--- To do ---
Reproduce every entry in the listing without alteration.
>> BEGIN
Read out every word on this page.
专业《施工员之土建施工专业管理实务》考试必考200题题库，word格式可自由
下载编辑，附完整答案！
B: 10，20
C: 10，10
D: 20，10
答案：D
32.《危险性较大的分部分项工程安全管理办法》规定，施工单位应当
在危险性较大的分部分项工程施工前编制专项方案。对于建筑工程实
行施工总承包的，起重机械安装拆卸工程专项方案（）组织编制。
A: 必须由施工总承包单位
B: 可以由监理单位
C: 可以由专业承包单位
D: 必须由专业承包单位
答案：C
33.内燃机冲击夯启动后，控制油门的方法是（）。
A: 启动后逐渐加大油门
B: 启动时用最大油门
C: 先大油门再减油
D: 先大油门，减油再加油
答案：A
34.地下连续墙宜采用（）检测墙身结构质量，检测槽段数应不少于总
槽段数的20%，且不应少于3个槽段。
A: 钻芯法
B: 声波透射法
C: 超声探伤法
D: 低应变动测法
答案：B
>> END
--- Exercise answer ---
Read out every word on this page.
专业《施工员之土建施工专业管理实务》考试必考200题题库，word格式可自由
下载编辑，附完整答案！
B: 10，20
C: 10，10
D: 20，10
答案：D
32.《危险性较大的分部分项工程安全管理办法》规定，施工单位应当
在危险性较大的分部分项工程施工前编制专项方案。对于建筑工程实
行施工总承包的，起重机械安装拆卸工程专项方案（）组织编制。
A: 必须由施工总承包单位
B: 可以由监理单位
C: 可以由专业承包单位
D: 必须由专业承包单位
答案：C
33.内燃机冲击夯启动后，控制油门的方法是（）。
A: 启动后逐渐加大油门
B: 启动时用最大油门
C: 先大油门再减油
D: 先大油门，减油再加油
答案：A
34.地下连续墙宜采用（）检测墙身结构质量，检测槽段数应不少于总
槽段数的20%，且不应少于3个槽段。
A: 钻芯法
B: 声波透射法
C: 超声探伤法
D: 低应变动测法
答案：B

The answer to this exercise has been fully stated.